▶ _INPUT RECORDS_:

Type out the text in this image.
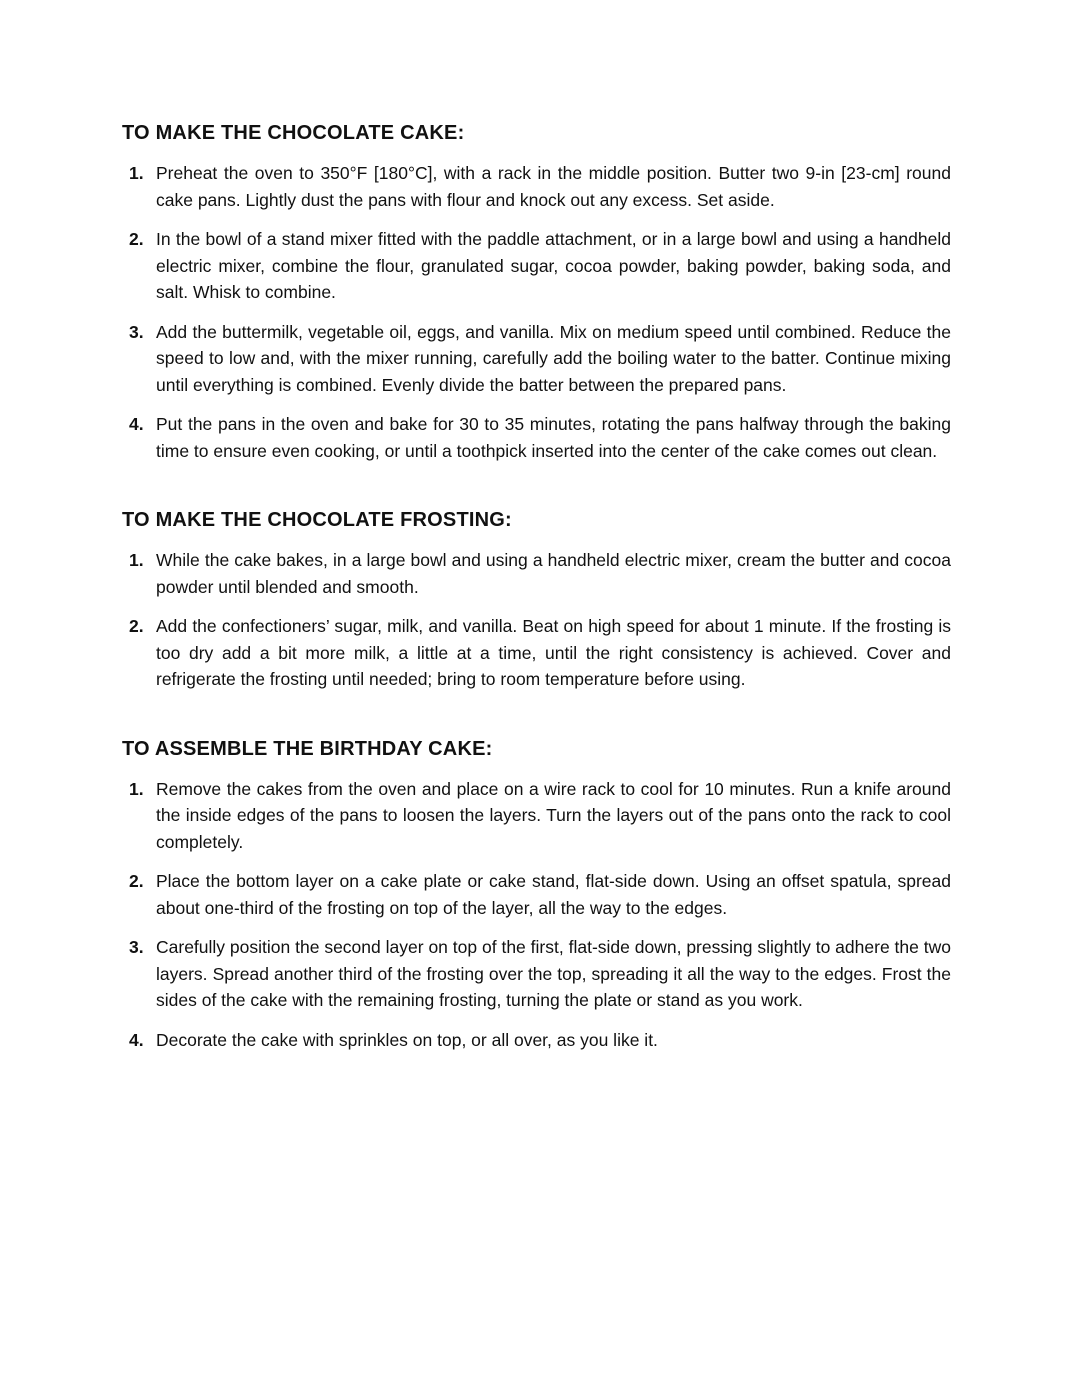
TO MAKE THE CHOCOLATE CAKE:
1. Preheat the oven to 350°F [180°C], with a rack in the middle position. Butter two 9-in [23-cm] round cake pans. Lightly dust the pans with flour and knock out any excess. Set aside.
2. In the bowl of a stand mixer fitted with the paddle attachment, or in a large bowl and using a handheld electric mixer, combine the flour, granulated sugar, cocoa powder, baking powder, baking soda, and salt. Whisk to combine.
3. Add the buttermilk, vegetable oil, eggs, and vanilla. Mix on medium speed until combined. Reduce the speed to low and, with the mixer running, carefully add the boiling water to the batter. Continue mixing until everything is combined. Evenly divide the batter between the prepared pans.
4. Put the pans in the oven and bake for 30 to 35 minutes, rotating the pans halfway through the baking time to ensure even cooking, or until a toothpick inserted into the center of the cake comes out clean.
TO MAKE THE CHOCOLATE FROSTING:
1. While the cake bakes, in a large bowl and using a handheld electric mixer, cream the butter and cocoa powder until blended and smooth.
2. Add the confectioners’ sugar, milk, and vanilla. Beat on high speed for about 1 minute. If the frosting is too dry add a bit more milk, a little at a time, until the right consistency is achieved. Cover and refrigerate the frosting until needed; bring to room temperature before using.
TO ASSEMBLE THE BIRTHDAY CAKE:
1. Remove the cakes from the oven and place on a wire rack to cool for 10 minutes. Run a knife around the inside edges of the pans to loosen the layers. Turn the layers out of the pans onto the rack to cool completely.
2. Place the bottom layer on a cake plate or cake stand, flat-side down. Using an offset spatula, spread about one-third of the frosting on top of the layer, all the way to the edges.
3. Carefully position the second layer on top of the first, flat-side down, pressing slightly to adhere the two layers. Spread another third of the frosting over the top, spreading it all the way to the edges. Frost the sides of the cake with the remaining frosting, turning the plate or stand as you work.
4. Decorate the cake with sprinkles on top, or all over, as you like it.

▶ _YOUR INSTRUCTIONS_:
Transcribe the whole listing, character for character, but not its images.

▶ _FINAL RESULT_:
Type out the text in this image.
TO MAKE THE CHOCOLATE CAKE:
1. Preheat the oven to 350°F [180°C], with a rack in the middle position. Butter two 9-in [23-cm] round cake pans. Lightly dust the pans with flour and knock out any excess. Set aside.
2. In the bowl of a stand mixer fitted with the paddle attachment, or in a large bowl and using a handheld electric mixer, combine the flour, granulated sugar, cocoa powder, baking powder, baking soda, and salt. Whisk to combine.
3. Add the buttermilk, vegetable oil, eggs, and vanilla. Mix on medium speed until combined. Reduce the speed to low and, with the mixer running, carefully add the boiling water to the batter. Continue mixing until everything is combined. Evenly divide the batter between the prepared pans.
4. Put the pans in the oven and bake for 30 to 35 minutes, rotating the pans halfway through the baking time to ensure even cooking, or until a toothpick inserted into the center of the cake comes out clean.
TO MAKE THE CHOCOLATE FROSTING:
1. While the cake bakes, in a large bowl and using a handheld electric mixer, cream the butter and cocoa powder until blended and smooth.
2. Add the confectioners’ sugar, milk, and vanilla. Beat on high speed for about 1 minute. If the frosting is too dry add a bit more milk, a little at a time, until the right consistency is achieved. Cover and refrigerate the frosting until needed; bring to room temperature before using.
TO ASSEMBLE THE BIRTHDAY CAKE:
1. Remove the cakes from the oven and place on a wire rack to cool for 10 minutes. Run a knife around the inside edges of the pans to loosen the layers. Turn the layers out of the pans onto the rack to cool completely.
2. Place the bottom layer on a cake plate or cake stand, flat-side down. Using an offset spatula, spread about one-third of the frosting on top of the layer, all the way to the edges.
3. Carefully position the second layer on top of the first, flat-side down, pressing slightly to adhere the two layers. Spread another third of the frosting over the top, spreading it all the way to the edges. Frost the sides of the cake with the remaining frosting, turning the plate or stand as you work.
4. Decorate the cake with sprinkles on top, or all over, as you like it.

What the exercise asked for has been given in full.